[Records from a collection]
>>>

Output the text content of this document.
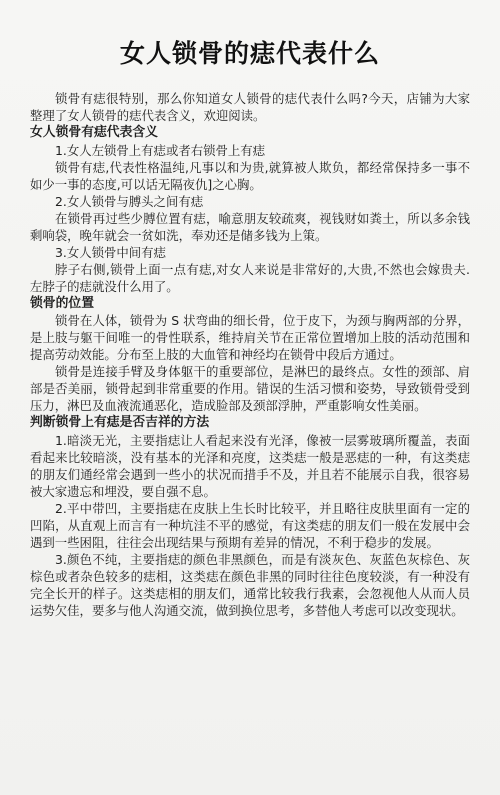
女人锁骨的痣代表什么

锁骨有痣很特别，那么你知道女人锁骨的痣代表什么吗?今天，店铺为大家整理了女人锁骨的痣代表含义，欢迎阅读。

女人锁骨有痣代表含义

1.女人左锁骨上有痣或者右锁骨上有痣

锁骨有痣,代表性格温纯,凡事以和为贵,就算被人欺负，都经常保持多一事不如少一事的态度,可以话无隔夜仇]之心胸。

2.女人锁骨与膊头之间有痣

在锁骨再过些少膊位置有痣，喻意朋友较疏爽，视钱财如粪土，所以多余钱剩响袋，晚年就会一贫如洗，奉劝还是储多钱为上策。

3.女人锁骨中间有痣

脖子右侧,锁骨上面一点有痣,对女人来说是非常好的,大贵,不然也会嫁贵夫.左脖子的痣就没什么用了。

锁骨的位置

锁骨在人体，锁骨为 S 状弯曲的细长骨，位于皮下，为颈与胸两部的分界，是上肢与躯干间唯一的骨性联系，维持肩关节在正常位置增加上肢的活动范围和提高劳动效能。分布至上肢的大血管和神经均在锁骨中段后方通过。

锁骨是连接手臂及身体躯干的重要部位，是淋巴的最终点。女性的颈部、肩部是否美丽，锁骨起到非常重要的作用。错误的生活习惯和姿势，导致锁骨受到压力，淋巴及血液流通恶化，造成脸部及颈部浮肿，严重影响女性美丽。

判断锁骨上有痣是否吉祥的方法

1.暗淡无光，主要指痣让人看起来没有光泽，像被一层雾玻璃所覆盖，表面看起来比较暗淡，没有基本的光泽和亮度，这类痣一般是恶痣的一种，有这类痣的朋友们通经常会遇到一些小的状况而措手不及，并且若不能展示自我，很容易被大家遗忘和埋没，要自强不息。

2.平中带凹，主要指痣在皮肤上生长时比较平，并且略往皮肤里面有一定的凹陷，从直观上而言有一种坑洼不平的感觉，有这类痣的朋友们一般在发展中会遇到一些困阻，往往会出现结果与预期有差异的情况，不利于稳步的发展。

3.颜色不纯，主要指痣的颜色非黑颜色，而是有淡灰色、灰蓝色灰棕色、灰棕色或者杂色较多的痣相，这类痣在颜色非黑的同时往往色度较淡，有一种没有完全长开的样子。这类痣相的朋友们，通常比较我行我素，会忽视他人从而人员运势欠佳，要多与他人沟通交流，做到换位思考，多替他人考虑可以改变现状。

<<<

Written instruction:
Quote the full listing above word for word; exclude every picture from the copy.

Written response:
Output the text content of this document.
女人锁骨的痣代表什么

锁骨有痣很特别，那么你知道女人锁骨的痣代表什么吗?今天，店铺为大家整理了女人锁骨的痣代表含义，欢迎阅读。

女人锁骨有痣代表含义

1.女人左锁骨上有痣或者右锁骨上有痣

锁骨有痣,代表性格温纯,凡事以和为贵,就算被人欺负，都经常保持多一事不如少一事的态度,可以话无隔夜仇]之心胸。

2.女人锁骨与膊头之间有痣

在锁骨再过些少膊位置有痣，喻意朋友较疏爽，视钱财如粪土，所以多余钱剩响袋，晚年就会一贫如洗，奉劝还是储多钱为上策。

3.女人锁骨中间有痣

脖子右侧,锁骨上面一点有痣,对女人来说是非常好的,大贵,不然也会嫁贵夫.左脖子的痣就没什么用了。

锁骨的位置

锁骨在人体，锁骨为 S 状弯曲的细长骨，位于皮下，为颈与胸两部的分界，是上肢与躯干间唯一的骨性联系，维持肩关节在正常位置增加上肢的活动范围和提高劳动效能。分布至上肢的大血管和神经均在锁骨中段后方通过。

锁骨是连接手臂及身体躯干的重要部位，是淋巴的最终点。女性的颈部、肩部是否美丽，锁骨起到非常重要的作用。错误的生活习惯和姿势，导致锁骨受到压力，淋巴及血液流通恶化，造成脸部及颈部浮肿，严重影响女性美丽。

判断锁骨上有痣是否吉祥的方法

1.暗淡无光，主要指痣让人看起来没有光泽，像被一层雾玻璃所覆盖，表面看起来比较暗淡，没有基本的光泽和亮度，这类痣一般是恶痣的一种，有这类痣的朋友们通经常会遇到一些小的状况而措手不及，并且若不能展示自我，很容易被大家遗忘和埋没，要自强不息。

2.平中带凹，主要指痣在皮肤上生长时比较平，并且略往皮肤里面有一定的凹陷，从直观上而言有一种坑洼不平的感觉，有这类痣的朋友们一般在发展中会遇到一些困阻，往往会出现结果与预期有差异的情况，不利于稳步的发展。

3.颜色不纯，主要指痣的颜色非黑颜色，而是有淡灰色、灰蓝色灰棕色、灰棕色或者杂色较多的痣相，这类痣在颜色非黑的同时往往色度较淡，有一种没有完全长开的样子。这类痣相的朋友们，通常比较我行我素，会忽视他人从而人员运势欠佳，要多与他人沟通交流，做到换位思考，多替他人考虑可以改变现状。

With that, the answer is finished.